▶ Short problem
Repeat the entries that follow verbatim, without any of their pictures.

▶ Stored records

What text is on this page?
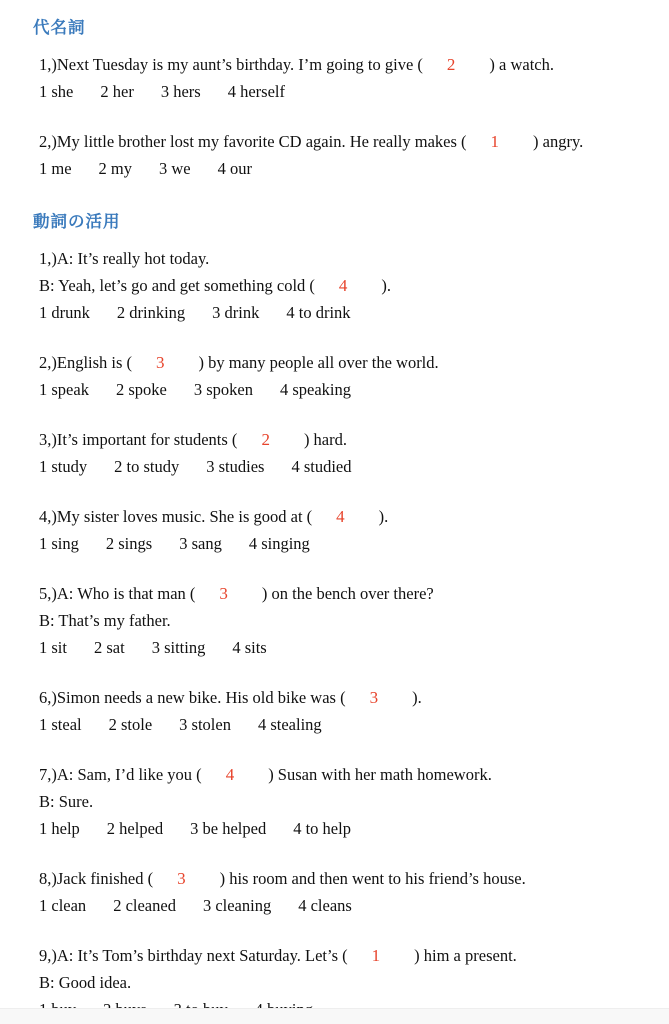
代名詞

1,)Next Tuesday is my aunt’s birthday. I’m going to give ( 2 ) a watch.

1 she 2 her 3 hers 4 herself

2,)My little brother lost my favorite CD again. He really makes ( 1 ) angry.

1 me 2 my 3 we 4 our
動詞の活用

1,)A: It’s really hot today.

B: Yeah, let’s go and get something cold ( 4 ).

1 drunk 2 drinking 3 drink 4 to drink

2,)English is ( 3 ) by many people all over the world.

1 speak 2 spoke 3 spoken 4 speaking

3,)It’s important for students ( 2 ) hard.

1 study 2 to study 3 studies 4 studied

4,)My sister loves music. She is good at ( 4 ).

1 sing 2 sings 3 sang 4 singing

5,)A: Who is that man ( 3 ) on the bench over there?

B: That’s my father.

1 sit 2 sat 3 sitting 4 sits

6,)Simon needs a new bike. His old bike was ( 3 ).

1 steal 2 stole 3 stolen 4 stealing

7,)A: Sam, I’d like you ( 4 ) Susan with her math homework.

B: Sure.

1 help 2 helped 3 be helped 4 to help

8,)Jack finished ( 3 ) his room and then went to his friend’s house.

1 clean 2 cleaned 3 cleaning 4 cleans

9,)A: It’s Tom’s birthday next Saturday. Let’s ( 1 ) him a present.

B: Good idea.
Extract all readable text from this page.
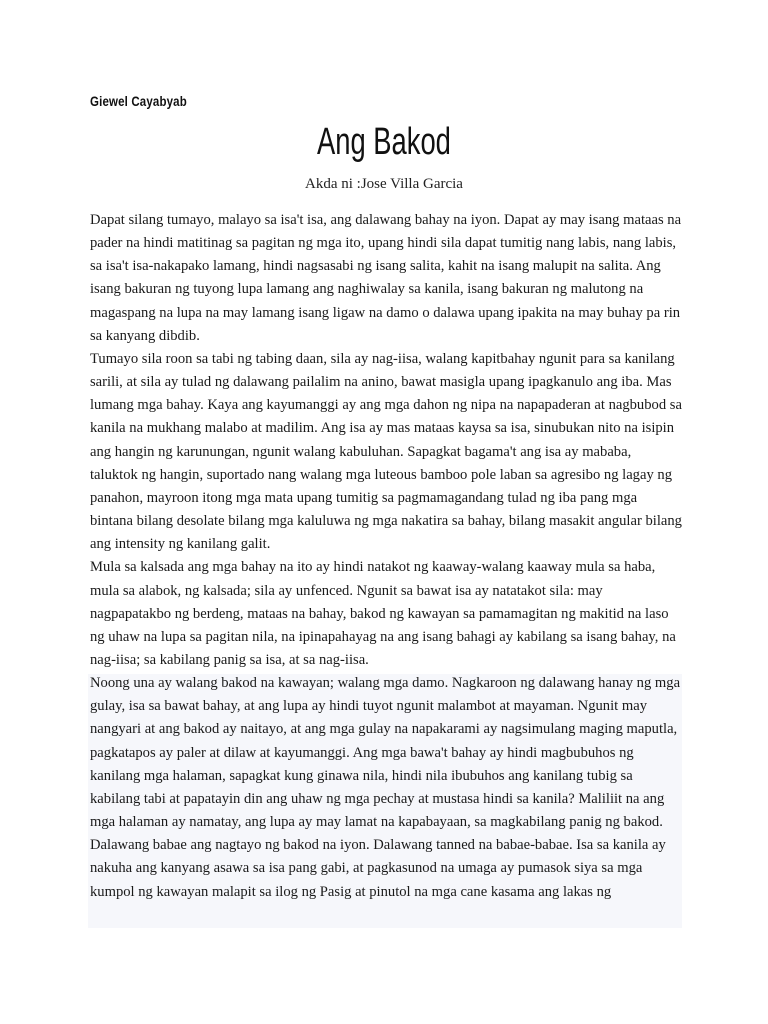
Giewel Cayabyab
Ang Bakod
Akda ni :Jose Villa Garcia

Dapat silang tumayo, malayo sa isa't isa, ang dalawang bahay na iyon. Dapat ay may isang mataas na pader na hindi matitinag sa pagitan ng mga ito, upang hindi sila dapat tumitig nang labis, nang labis, sa isa't isa-nakapako lamang, hindi nagsasabi ng isang salita, kahit na isang malupit na salita. Ang isang bakuran ng tuyong lupa lamang ang naghiwalay sa kanila, isang bakuran ng malutong na magaspang na lupa na may lamang isang ligaw na damo o dalawa upang ipakita na may buhay pa rin sa kanyang dibdib.

Tumayo sila roon sa tabi ng tabing daan, sila ay nag-iisa, walang kapitbahay ngunit para sa kanilang sarili, at sila ay tulad ng dalawang pailalim na anino, bawat masigla upang ipagkanulo ang iba. Mas lumang mga bahay. Kaya ang kayumanggi ay ang mga dahon ng nipa na napapaderan at nagbubod sa kanila na mukhang malabo at madilim. Ang isa ay mas mataas kaysa sa isa, sinubukan nito na isipin ang hangin ng karunungan, ngunit walang kabuluhan. Sapagkat bagama't ang isa ay mababa, taluktok ng hangin, suportado nang walang mga luteous bamboo pole laban sa agresibo ng lagay ng panahon, mayroon itong mga mata upang tumitig sa pagmamagandang tulad ng iba pang mga bintana bilang desolate bilang mga kaluluwa ng mga nakatira sa bahay, bilang masakit angular bilang ang intensity ng kanilang galit.

Mula sa kalsada ang mga bahay na ito ay hindi natakot ng kaaway-walang kaaway mula sa haba, mula sa alabok, ng kalsada; sila ay unfenced. Ngunit sa bawat isa ay natatakot sila: may nagpapatakbo ng berdeng, mataas na bahay, bakod ng kawayan sa pamamagitan ng makitid na laso ng uhaw na lupa sa pagitan nila, na ipinapahayag na ang isang bahagi ay kabilang sa isang bahay, na nag-iisa; sa kabilang panig sa isa, at sa nag-iisa.

Noong una ay walang bakod na kawayan; walang mga damo. Nagkaroon ng dalawang hanay ng mga gulay, isa sa bawat bahay, at ang lupa ay hindi tuyot ngunit malambot at mayaman. Ngunit may nangyari at ang bakod ay naitayo, at ang mga gulay na napakarami ay nagsimulang maging maputla, pagkatapos ay paler at dilaw at kayumanggi. Ang mga bawa't bahay ay hindi magbubuhos ng kanilang mga halaman, sapagkat kung ginawa nila, hindi nila ibubuhos ang kanilang tubig sa kabilang tabi at papatayin din ang uhaw ng mga pechay at mustasa hindi sa kanila? Maliliit na ang mga halaman ay namatay, ang lupa ay may lamat na kapabayaan, sa magkabilang panig ng bakod.

Dalawang babae ang nagtayo ng bakod na iyon. Dalawang tanned na babae-babae. Isa sa kanila ay nakuha ang kanyang asawa sa isa pang gabi, at pagkasunod na umaga ay pumasok siya sa mga kumpol ng kawayan malapit sa ilog ng Pasig at pinutol na mga cane kasama ang lakas ng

▶ Complete output
What text is on this page?
代名詞

1,)Next Tuesday is my aunt’s birthday. I’m going to give ( 2 ) a watch.

1 she 2 her 3 hers 4 herself

2,)My little brother lost my favorite CD again. He really makes ( 1 ) angry.

1 me 2 my 3 we 4 our
動詞の活用

1,)A: It’s really hot today.

B: Yeah, let’s go and get something cold ( 4 ).

1 drunk 2 drinking 3 drink 4 to drink

2,)English is ( 3 ) by many people all over the world.

1 speak 2 spoke 3 spoken 4 speaking

3,)It’s important for students ( 2 ) hard.

1 study 2 to study 3 studies 4 studied

4,)My sister loves music. She is good at ( 4 ).

1 sing 2 sings 3 sang 4 singing

5,)A: Who is that man ( 3 ) on the bench over there?

B: That’s my father.

1 sit 2 sat 3 sitting 4 sits

6,)Simon needs a new bike. His old bike was ( 3 ).

1 steal 2 stole 3 stolen 4 stealing

7,)A: Sam, I’d like you ( 4 ) Susan with her math homework.

B: Sure.

1 help 2 helped 3 be helped 4 to help

8,)Jack finished ( 3 ) his room and then went to his friend’s house.

1 clean 2 cleaned 3 cleaning 4 cleans

9,)A: It’s Tom’s birthday next Saturday. Let’s ( 1 ) him a present.

B: Good idea.
Extract all readable text from this page.
Giewel Cayabyab
Ang Bakod
Akda ni :Jose Villa Garcia

Dapat silang tumayo, malayo sa isa't isa, ang dalawang bahay na iyon. Dapat ay may isang mataas na pader na hindi matitinag sa pagitan ng mga ito, upang hindi sila dapat tumitig nang labis, nang labis, sa isa't isa-nakapako lamang, hindi nagsasabi ng isang salita, kahit na isang malupit na salita. Ang isang bakuran ng tuyong lupa lamang ang naghiwalay sa kanila, isang bakuran ng malutong na magaspang na lupa na may lamang isang ligaw na damo o dalawa upang ipakita na may buhay pa rin sa kanyang dibdib.

Tumayo sila roon sa tabi ng tabing daan, sila ay nag-iisa, walang kapitbahay ngunit para sa kanilang sarili, at sila ay tulad ng dalawang pailalim na anino, bawat masigla upang ipagkanulo ang iba. Mas lumang mga bahay. Kaya ang kayumanggi ay ang mga dahon ng nipa na napapaderan at nagbubod sa kanila na mukhang malabo at madilim. Ang isa ay mas mataas kaysa sa isa, sinubukan nito na isipin ang hangin ng karunungan, ngunit walang kabuluhan. Sapagkat bagama't ang isa ay mababa, taluktok ng hangin, suportado nang walang mga luteous bamboo pole laban sa agresibo ng lagay ng panahon, mayroon itong mga mata upang tumitig sa pagmamagandang tulad ng iba pang mga bintana bilang desolate bilang mga kaluluwa ng mga nakatira sa bahay, bilang masakit angular bilang ang intensity ng kanilang galit.

Mula sa kalsada ang mga bahay na ito ay hindi natakot ng kaaway-walang kaaway mula sa haba, mula sa alabok, ng kalsada; sila ay unfenced. Ngunit sa bawat isa ay natatakot sila: may nagpapatakbo ng berdeng, mataas na bahay, bakod ng kawayan sa pamamagitan ng makitid na laso ng uhaw na lupa sa pagitan nila, na ipinapahayag na ang isang bahagi ay kabilang sa isang bahay, na nag-iisa; sa kabilang panig sa isa, at sa nag-iisa.

Noong una ay walang bakod na kawayan; walang mga damo. Nagkaroon ng dalawang hanay ng mga gulay, isa sa bawat bahay, at ang lupa ay hindi tuyot ngunit malambot at mayaman. Ngunit may nangyari at ang bakod ay naitayo, at ang mga gulay na napakarami ay nagsimulang maging maputla, pagkatapos ay paler at dilaw at kayumanggi. Ang mga bawa't bahay ay hindi magbubuhos ng kanilang mga halaman, sapagkat kung ginawa nila, hindi nila ibubuhos ang kanilang tubig sa kabilang tabi at papatayin din ang uhaw ng mga pechay at mustasa hindi sa kanila? Maliliit na ang mga halaman ay namatay, ang lupa ay may lamat na kapabayaan, sa magkabilang panig ng bakod.

Dalawang babae ang nagtayo ng bakod na iyon. Dalawang tanned na babae-babae. Isa sa kanila ay nakuha ang kanyang asawa sa isa pang gabi, at pagkasunod na umaga ay pumasok siya sa mga kumpol ng kawayan malapit sa ilog ng Pasig at pinutol na mga cane kasama ang lakas ng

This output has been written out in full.